--- DATA LISTING ---

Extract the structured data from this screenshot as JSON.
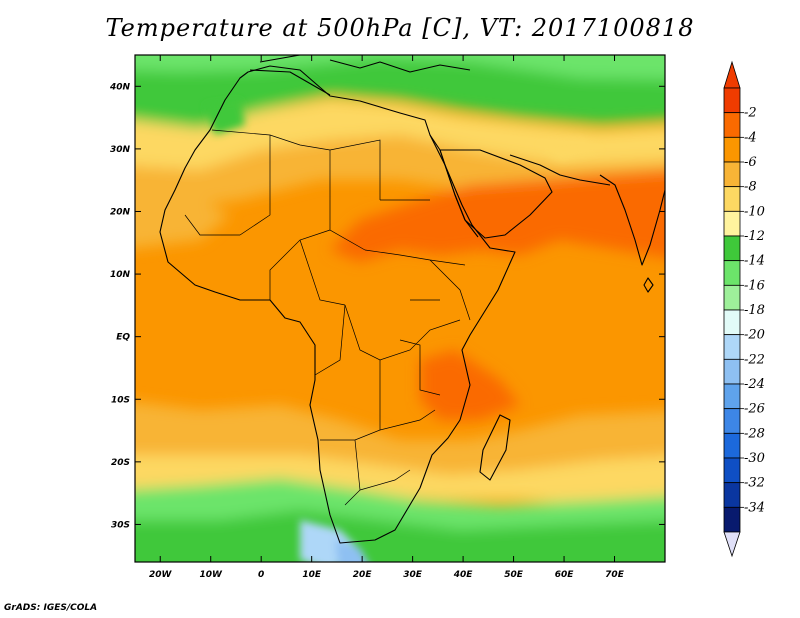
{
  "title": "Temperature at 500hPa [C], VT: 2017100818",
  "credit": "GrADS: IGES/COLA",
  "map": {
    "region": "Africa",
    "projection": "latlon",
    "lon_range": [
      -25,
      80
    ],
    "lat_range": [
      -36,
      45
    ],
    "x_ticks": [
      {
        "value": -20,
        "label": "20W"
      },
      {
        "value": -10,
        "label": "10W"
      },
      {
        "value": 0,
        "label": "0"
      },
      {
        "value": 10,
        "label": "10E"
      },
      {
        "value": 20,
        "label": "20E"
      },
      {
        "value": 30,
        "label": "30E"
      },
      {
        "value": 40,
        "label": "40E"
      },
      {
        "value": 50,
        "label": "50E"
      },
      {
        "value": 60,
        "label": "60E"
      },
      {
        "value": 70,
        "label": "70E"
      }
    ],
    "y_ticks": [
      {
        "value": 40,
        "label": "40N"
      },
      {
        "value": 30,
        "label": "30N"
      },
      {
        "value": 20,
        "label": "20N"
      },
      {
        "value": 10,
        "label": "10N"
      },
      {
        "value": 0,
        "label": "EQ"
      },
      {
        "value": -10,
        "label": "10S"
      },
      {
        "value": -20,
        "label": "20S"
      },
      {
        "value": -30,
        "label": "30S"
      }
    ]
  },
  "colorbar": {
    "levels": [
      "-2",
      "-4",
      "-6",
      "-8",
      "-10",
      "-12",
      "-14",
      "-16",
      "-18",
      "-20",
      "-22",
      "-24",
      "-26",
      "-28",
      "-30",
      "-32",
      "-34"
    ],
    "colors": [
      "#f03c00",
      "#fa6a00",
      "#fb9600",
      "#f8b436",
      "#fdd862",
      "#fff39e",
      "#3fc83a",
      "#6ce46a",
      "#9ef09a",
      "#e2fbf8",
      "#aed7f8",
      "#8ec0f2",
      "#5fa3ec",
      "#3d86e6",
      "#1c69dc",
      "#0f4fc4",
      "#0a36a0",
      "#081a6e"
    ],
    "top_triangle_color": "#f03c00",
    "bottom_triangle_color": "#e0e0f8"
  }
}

---
--- DATA LISTING ---

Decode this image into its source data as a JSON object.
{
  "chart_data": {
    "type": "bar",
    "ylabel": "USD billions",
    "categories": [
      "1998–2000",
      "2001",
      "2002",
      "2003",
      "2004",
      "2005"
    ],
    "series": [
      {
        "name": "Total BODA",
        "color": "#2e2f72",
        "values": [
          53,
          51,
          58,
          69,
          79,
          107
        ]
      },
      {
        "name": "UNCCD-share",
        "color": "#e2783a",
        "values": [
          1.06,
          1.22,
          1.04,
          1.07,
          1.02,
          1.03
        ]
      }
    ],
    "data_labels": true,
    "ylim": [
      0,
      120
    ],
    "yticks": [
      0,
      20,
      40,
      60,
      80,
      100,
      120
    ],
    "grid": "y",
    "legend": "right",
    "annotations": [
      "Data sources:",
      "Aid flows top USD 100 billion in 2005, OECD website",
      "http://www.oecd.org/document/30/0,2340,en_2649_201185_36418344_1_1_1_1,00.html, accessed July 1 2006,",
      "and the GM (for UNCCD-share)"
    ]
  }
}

---

TASK REQUIREMENTS: Search the lines for "JSON". Copy each line that has it.

TASK SOLUTION:
Extract the structured data from this screenshot as JSON.
Decode this image into its source data as a JSON object.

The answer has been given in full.